→ **PROBLEM DESCRIPTION**:
Filter the listing below, copying every line in which the word "text" appears.

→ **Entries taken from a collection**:
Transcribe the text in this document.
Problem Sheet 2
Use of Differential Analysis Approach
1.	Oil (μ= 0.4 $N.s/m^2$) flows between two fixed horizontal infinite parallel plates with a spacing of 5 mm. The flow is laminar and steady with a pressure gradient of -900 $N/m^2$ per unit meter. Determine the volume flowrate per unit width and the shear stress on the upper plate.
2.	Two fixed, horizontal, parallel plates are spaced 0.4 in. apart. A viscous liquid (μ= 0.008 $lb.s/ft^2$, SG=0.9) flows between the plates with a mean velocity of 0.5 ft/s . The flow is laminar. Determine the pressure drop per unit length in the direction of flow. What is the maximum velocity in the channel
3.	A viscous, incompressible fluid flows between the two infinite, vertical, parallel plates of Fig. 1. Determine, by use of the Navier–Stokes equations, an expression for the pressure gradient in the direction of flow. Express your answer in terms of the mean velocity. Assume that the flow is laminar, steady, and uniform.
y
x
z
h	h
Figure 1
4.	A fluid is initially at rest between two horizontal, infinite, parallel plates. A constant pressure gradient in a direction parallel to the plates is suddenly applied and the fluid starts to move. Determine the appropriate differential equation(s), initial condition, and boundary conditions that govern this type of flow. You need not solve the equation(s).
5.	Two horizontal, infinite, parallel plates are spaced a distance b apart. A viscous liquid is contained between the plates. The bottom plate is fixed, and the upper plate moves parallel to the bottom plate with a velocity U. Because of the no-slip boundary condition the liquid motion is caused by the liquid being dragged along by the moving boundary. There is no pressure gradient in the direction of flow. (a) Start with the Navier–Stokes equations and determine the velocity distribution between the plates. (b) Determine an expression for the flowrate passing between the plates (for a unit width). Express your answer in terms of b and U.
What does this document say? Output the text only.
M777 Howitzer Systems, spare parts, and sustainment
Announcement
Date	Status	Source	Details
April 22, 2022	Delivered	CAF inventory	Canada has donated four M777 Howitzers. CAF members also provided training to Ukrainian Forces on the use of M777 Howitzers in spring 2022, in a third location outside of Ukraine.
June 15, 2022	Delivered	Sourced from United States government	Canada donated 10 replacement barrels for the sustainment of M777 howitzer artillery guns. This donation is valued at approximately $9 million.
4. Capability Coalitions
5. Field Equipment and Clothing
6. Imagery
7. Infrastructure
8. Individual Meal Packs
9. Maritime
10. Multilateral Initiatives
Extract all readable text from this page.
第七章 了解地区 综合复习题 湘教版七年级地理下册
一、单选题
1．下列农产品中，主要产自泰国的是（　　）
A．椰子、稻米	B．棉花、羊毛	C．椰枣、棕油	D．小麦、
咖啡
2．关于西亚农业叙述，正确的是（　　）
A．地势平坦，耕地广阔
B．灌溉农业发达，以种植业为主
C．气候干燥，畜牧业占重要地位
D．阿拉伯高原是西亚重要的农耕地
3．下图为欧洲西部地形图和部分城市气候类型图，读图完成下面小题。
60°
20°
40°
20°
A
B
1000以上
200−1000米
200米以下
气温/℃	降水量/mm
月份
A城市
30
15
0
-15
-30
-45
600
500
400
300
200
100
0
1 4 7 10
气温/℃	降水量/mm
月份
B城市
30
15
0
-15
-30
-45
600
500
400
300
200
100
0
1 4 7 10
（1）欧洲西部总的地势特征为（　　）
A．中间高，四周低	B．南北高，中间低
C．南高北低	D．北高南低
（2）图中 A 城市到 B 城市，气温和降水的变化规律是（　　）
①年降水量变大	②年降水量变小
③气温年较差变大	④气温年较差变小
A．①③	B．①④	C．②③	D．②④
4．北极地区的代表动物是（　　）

→ **SOLUTION TO THIS EXERCISE**:
Transcribe the text in this document.
What does this document say? Output the text only.
Extract all readable text from this page.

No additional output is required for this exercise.